#### [Records for processing]
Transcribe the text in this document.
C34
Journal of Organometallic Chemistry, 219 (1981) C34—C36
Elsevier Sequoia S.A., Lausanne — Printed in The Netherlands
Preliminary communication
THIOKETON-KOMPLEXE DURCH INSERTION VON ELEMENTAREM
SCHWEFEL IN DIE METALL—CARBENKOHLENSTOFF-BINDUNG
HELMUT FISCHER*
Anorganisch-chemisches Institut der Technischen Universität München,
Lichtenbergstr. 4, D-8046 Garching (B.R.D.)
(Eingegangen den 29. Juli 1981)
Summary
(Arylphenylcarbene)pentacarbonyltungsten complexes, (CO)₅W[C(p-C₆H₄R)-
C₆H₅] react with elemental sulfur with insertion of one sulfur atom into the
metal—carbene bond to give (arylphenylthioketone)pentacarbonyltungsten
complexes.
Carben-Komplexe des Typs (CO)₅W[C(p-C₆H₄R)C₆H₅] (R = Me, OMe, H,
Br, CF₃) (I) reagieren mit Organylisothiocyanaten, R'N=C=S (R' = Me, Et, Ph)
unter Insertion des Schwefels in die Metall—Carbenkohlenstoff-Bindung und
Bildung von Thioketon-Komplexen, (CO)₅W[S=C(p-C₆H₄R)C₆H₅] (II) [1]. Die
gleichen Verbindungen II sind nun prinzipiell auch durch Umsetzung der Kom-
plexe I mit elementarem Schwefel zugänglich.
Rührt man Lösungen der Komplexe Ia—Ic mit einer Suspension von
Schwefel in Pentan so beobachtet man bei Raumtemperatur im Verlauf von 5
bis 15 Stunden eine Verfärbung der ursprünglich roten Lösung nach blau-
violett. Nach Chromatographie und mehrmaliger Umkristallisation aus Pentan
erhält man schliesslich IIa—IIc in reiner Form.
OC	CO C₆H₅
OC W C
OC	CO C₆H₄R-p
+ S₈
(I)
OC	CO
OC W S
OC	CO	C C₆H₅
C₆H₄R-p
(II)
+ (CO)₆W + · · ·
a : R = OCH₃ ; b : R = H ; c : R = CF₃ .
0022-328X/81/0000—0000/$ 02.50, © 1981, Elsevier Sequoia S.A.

#### [Your goal]
Extract every entry in the listing word for word.

#### [Written reply]
Transcribe the text in this document.
C34
Journal of Organometallic Chemistry, 219 (1981) C34—C36
Elsevier Sequoia S.A., Lausanne — Printed in The Netherlands
Preliminary communication
THIOKETON-KOMPLEXE DURCH INSERTION VON ELEMENTAREM
SCHWEFEL IN DIE METALL—CARBENKOHLENSTOFF-BINDUNG
HELMUT FISCHER*
Anorganisch-chemisches Institut der Technischen Universität München,
Lichtenbergstr. 4, D-8046 Garching (B.R.D.)
(Eingegangen den 29. Juli 1981)
Summary
(Arylphenylcarbene)pentacarbonyltungsten complexes, (CO)₅W[C(p-C₆H₄R)-
C₆H₅] react with elemental sulfur with insertion of one sulfur atom into the
metal—carbene bond to give (arylphenylthioketone)pentacarbonyltungsten
complexes.
Carben-Komplexe des Typs (CO)₅W[C(p-C₆H₄R)C₆H₅] (R = Me, OMe, H,
Br, CF₃) (I) reagieren mit Organylisothiocyanaten, R'N=C=S (R' = Me, Et, Ph)
unter Insertion des Schwefels in die Metall—Carbenkohlenstoff-Bindung und
Bildung von Thioketon-Komplexen, (CO)₅W[S=C(p-C₆H₄R)C₆H₅] (II) [1]. Die
gleichen Verbindungen II sind nun prinzipiell auch durch Umsetzung der Kom-
plexe I mit elementarem Schwefel zugänglich.
Rührt man Lösungen der Komplexe Ia—Ic mit einer Suspension von
Schwefel in Pentan so beobachtet man bei Raumtemperatur im Verlauf von 5
bis 15 Stunden eine Verfärbung der ursprünglich roten Lösung nach blau-
violett. Nach Chromatographie und mehrmaliger Umkristallisation aus Pentan
erhält man schliesslich IIa—IIc in reiner Form.
OC	CO C₆H₅
OC W C
OC	CO C₆H₄R-p
+ S₈
(I)
OC	CO
OC W S
OC	CO	C C₆H₅
C₆H₄R-p
(II)
+ (CO)₆W + · · ·
a : R = OCH₃ ; b : R = H ; c : R = CF₃ .
0022-328X/81/0000—0000/$ 02.50, © 1981, Elsevier Sequoia S.A.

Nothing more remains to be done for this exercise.